=== TEXT SHOWN ===

Health Care or the Economy?


We've reached the point of healthcare cost unsustainability, so simply slowing the rate of healthcare cost growth won't get us out of the problem.

We don't have any wiggle room. We don't have any margin. We're using up all the resources that we can spend elsewhere in society. So that's why I say, let's not use the phrase bending the cost curve. We have to break the cost curve. Slowing it down is not sufficient. If healthcare costs were only growing at 2% which would be historically amazing, but the economy was only growing at 1%, then healthcare costs are still growing twice as fast as economic expansion.

So instead of thinking about slowing healthcare cost growth and thinking that's wonderful, we have to get healthcare cost growth to a level where it's equal to or less than the rate of economic expansion. Otherwise, we're simply slowing the rate of the problem.

===

• WORK TASK 1:
In the healthcare cost passage, how would healthcare cost growth compare with economic expansion if healthcare costs grew at 2% and the economy at 1%?
• WORK TASK 2:
Resume the healthcare cost passage, picking up immediately after its final sentence.
The entries that come next bear no relation to the healthcare cost passage.

=== SUPPLIED ENTRIES ===

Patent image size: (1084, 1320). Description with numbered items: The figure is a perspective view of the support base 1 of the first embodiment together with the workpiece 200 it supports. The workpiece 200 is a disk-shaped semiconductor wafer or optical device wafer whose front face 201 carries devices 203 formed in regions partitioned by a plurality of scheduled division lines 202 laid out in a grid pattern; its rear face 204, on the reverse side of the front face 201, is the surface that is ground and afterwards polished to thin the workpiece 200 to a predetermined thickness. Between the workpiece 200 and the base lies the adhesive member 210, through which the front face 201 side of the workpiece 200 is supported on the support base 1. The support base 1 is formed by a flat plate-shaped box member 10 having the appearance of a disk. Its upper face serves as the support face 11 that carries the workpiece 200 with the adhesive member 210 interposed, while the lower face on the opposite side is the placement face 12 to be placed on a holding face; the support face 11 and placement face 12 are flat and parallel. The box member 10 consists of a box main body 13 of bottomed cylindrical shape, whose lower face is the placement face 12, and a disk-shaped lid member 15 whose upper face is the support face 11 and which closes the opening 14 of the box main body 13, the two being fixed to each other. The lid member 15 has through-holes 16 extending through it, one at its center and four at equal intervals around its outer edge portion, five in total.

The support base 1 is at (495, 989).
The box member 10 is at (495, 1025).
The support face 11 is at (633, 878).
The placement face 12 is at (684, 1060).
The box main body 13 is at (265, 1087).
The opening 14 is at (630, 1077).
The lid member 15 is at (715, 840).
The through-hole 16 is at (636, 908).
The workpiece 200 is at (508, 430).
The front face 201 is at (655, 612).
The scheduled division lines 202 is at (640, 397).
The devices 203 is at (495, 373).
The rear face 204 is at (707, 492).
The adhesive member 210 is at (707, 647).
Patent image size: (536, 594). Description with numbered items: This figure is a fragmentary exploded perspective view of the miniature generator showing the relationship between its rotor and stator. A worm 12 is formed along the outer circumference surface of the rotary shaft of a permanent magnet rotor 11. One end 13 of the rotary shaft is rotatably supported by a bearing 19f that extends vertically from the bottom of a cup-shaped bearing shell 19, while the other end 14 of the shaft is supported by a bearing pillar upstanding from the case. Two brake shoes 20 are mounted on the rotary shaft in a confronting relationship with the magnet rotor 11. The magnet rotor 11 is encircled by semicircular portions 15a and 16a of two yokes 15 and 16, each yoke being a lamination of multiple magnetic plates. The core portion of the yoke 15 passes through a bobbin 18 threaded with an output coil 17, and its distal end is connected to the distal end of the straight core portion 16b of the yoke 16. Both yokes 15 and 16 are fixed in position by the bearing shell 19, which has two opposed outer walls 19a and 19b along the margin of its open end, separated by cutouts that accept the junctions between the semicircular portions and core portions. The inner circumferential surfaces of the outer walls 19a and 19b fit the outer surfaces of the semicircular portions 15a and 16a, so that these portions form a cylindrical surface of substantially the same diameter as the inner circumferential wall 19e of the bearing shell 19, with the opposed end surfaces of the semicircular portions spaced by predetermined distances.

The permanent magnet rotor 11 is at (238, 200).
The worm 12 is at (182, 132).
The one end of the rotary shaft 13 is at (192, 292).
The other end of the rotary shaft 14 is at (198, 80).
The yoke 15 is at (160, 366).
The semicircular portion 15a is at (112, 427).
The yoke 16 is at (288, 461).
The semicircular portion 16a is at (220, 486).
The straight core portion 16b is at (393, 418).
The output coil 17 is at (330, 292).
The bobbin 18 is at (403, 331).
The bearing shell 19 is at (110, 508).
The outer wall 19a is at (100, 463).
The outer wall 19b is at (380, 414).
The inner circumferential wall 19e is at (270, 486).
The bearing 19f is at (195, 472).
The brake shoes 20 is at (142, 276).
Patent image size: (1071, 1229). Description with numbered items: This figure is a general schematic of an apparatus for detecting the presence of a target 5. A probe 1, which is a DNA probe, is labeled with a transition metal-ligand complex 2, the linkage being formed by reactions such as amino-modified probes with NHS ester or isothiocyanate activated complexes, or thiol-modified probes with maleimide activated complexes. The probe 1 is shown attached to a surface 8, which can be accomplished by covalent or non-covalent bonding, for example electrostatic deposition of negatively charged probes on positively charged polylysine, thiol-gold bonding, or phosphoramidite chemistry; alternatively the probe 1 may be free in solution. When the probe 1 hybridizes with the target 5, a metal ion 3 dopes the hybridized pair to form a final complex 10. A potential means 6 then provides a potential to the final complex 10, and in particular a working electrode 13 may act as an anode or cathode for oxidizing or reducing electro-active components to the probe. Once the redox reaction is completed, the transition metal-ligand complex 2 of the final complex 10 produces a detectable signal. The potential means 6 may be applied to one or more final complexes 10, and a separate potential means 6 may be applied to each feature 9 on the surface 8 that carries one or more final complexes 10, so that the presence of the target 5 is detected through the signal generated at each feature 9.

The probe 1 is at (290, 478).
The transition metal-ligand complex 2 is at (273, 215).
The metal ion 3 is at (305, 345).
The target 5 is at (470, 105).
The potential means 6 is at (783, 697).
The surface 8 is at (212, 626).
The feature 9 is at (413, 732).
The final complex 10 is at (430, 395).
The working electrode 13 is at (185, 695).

===

• ANSWER SPACE 1:
Healthcare costs would still be growing twice as fast as economic expansion.

• ANSWER SPACE 2:
What we've been talking about for years is now happening. The problem was that it was always something that would happen in the future, and so, as a result, we kept marching toward the day of reckoning, and we're at the day of reckoning now. The last recession was very much healthcare related, and we are in a very tenuous situation where if we keep spending more that it runs the risk of not just destabilizing the economy but destroying it. Everyone recognizes that now.

Healthcare is always at the base of the issue. We cannot address this without addressing healthcare. You cannot address the deficit without addressing healthcare. You cannot address the aging of the American population without addressing healthcare. You cannot address American competitiveness without addressing healthcare. We've reached a point where no one can afford healthcare.

The federal government can't afford it. The state governments cannot afford it. Businesses cannot afford it. People cannot afford it. You can make the arguments, yes, but we're taking care of poor people or sick people. And that's cool, but the problem is the markets don't care about that. Markets are agglomerations of people, and what people say is, "Where can I get the product I want at the best cost? At the lowest price that's got the value that I need."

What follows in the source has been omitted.